INSTRUCTIONS TO FOLLOW —
Scan the data below for the string "Janv". Copy every line where it appears.
### EXERCISE DATA ###
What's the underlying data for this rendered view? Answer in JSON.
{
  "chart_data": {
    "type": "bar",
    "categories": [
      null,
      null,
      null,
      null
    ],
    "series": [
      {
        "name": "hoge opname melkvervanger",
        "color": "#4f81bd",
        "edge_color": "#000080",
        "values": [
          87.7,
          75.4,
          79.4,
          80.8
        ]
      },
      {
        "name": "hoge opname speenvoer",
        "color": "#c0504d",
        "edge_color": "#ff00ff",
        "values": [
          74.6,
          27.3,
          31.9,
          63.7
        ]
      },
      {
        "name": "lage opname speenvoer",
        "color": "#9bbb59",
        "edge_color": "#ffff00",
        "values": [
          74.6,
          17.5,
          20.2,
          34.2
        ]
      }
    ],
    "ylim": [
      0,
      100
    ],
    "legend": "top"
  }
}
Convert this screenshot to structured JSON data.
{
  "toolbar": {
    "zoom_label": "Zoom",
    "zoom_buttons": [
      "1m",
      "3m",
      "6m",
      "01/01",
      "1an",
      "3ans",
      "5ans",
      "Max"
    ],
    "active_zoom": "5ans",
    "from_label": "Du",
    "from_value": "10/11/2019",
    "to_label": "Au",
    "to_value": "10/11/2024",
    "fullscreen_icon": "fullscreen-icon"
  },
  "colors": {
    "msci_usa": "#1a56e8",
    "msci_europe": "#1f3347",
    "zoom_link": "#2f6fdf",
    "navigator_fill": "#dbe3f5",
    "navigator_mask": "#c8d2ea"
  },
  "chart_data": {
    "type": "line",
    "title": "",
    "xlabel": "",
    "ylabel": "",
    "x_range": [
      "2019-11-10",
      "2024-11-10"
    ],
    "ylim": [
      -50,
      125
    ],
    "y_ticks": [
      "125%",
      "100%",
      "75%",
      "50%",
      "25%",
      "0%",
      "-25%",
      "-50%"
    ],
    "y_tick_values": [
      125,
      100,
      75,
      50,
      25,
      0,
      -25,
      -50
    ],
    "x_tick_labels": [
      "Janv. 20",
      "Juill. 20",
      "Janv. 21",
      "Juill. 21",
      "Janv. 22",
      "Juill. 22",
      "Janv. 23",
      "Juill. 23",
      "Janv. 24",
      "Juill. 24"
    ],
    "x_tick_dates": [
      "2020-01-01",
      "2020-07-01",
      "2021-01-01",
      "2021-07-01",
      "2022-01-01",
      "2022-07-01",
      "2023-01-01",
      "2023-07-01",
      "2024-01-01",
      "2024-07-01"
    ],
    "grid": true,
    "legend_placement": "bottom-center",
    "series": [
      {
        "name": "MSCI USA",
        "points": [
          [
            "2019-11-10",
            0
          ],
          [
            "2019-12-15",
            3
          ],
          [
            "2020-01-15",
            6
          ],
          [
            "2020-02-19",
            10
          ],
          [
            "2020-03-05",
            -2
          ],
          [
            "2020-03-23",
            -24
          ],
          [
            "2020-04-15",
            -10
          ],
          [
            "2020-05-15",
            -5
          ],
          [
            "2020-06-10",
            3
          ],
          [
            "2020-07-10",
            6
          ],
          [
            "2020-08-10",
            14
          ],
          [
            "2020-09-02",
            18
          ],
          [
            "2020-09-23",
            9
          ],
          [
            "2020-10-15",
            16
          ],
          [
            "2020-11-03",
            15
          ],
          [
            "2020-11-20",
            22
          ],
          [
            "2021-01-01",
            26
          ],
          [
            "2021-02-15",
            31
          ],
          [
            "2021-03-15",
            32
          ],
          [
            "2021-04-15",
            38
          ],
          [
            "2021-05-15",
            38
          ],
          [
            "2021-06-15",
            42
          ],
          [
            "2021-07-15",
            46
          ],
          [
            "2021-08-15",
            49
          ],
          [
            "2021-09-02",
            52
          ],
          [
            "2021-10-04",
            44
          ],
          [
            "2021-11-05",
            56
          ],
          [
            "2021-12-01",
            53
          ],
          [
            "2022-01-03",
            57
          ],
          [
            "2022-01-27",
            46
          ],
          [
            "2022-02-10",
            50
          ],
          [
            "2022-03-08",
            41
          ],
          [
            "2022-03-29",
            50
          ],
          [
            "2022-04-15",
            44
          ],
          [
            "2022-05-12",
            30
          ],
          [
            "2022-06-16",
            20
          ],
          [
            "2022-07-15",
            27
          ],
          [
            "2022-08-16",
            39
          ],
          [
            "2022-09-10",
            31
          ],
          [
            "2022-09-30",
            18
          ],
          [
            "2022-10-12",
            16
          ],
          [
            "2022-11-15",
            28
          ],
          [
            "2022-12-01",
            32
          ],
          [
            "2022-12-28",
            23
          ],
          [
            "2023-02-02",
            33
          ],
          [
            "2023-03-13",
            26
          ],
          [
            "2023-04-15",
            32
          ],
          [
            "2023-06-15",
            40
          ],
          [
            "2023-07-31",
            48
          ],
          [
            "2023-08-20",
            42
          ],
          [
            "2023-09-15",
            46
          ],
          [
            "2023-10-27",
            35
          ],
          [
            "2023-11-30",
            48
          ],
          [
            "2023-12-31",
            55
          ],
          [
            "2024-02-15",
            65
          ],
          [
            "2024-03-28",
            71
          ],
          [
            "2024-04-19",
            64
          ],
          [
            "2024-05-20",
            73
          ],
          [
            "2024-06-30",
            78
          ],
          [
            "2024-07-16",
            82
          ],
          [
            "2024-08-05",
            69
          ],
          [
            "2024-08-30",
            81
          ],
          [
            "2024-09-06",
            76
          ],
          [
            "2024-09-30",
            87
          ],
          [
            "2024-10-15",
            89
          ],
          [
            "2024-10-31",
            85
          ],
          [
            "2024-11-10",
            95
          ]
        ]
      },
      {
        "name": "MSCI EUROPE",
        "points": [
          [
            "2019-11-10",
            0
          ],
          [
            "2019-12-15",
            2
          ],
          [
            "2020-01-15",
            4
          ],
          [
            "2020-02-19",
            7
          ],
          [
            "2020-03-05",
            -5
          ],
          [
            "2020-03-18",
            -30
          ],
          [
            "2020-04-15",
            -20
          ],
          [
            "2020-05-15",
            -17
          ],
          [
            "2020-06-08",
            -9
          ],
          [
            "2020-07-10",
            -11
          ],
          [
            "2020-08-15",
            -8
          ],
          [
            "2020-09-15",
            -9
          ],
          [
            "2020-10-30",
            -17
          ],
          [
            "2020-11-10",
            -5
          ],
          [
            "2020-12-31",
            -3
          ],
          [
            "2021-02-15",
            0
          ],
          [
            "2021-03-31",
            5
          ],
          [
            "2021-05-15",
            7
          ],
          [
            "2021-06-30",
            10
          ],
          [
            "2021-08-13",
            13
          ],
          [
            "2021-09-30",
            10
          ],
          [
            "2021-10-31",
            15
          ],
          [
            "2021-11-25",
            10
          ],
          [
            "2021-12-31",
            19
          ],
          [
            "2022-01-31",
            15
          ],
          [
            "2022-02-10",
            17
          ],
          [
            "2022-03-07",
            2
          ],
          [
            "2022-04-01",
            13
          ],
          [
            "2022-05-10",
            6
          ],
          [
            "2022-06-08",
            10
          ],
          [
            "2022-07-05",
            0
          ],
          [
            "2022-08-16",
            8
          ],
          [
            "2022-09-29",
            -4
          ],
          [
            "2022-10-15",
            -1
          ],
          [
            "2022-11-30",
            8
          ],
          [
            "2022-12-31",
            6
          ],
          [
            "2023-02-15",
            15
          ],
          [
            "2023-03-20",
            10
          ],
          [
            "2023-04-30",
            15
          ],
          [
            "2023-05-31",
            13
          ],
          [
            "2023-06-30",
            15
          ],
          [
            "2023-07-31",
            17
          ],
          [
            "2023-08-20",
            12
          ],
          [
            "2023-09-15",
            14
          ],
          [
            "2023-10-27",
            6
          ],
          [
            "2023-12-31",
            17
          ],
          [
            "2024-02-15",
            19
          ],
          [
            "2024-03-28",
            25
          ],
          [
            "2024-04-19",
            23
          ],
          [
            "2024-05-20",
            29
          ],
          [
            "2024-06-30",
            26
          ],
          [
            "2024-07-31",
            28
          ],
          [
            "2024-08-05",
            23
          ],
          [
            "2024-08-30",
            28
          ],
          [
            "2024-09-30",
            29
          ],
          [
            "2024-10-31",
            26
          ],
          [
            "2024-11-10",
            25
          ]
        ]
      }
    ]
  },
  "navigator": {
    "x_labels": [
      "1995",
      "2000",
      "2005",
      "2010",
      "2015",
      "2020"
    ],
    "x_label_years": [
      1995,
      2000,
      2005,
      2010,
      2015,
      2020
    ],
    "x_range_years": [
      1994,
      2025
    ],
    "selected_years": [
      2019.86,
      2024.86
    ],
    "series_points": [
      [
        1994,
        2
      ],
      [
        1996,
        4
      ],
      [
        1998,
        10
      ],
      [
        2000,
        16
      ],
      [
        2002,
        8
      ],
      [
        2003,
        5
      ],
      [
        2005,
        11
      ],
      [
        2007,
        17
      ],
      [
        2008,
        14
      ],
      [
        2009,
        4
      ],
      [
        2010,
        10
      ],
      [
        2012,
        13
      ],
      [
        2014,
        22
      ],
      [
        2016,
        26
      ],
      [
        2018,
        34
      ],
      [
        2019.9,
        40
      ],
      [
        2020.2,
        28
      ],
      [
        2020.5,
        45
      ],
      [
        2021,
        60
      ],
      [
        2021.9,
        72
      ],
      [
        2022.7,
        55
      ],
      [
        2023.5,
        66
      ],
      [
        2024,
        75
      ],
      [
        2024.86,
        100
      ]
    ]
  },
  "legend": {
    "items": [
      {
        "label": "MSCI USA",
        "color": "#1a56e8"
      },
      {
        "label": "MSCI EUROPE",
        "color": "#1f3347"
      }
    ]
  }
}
###
FINISHED TASK —
      "Janv. 20",
      "Janv. 21",
      "Janv. 22",
      "Janv. 23",
      "Janv. 24",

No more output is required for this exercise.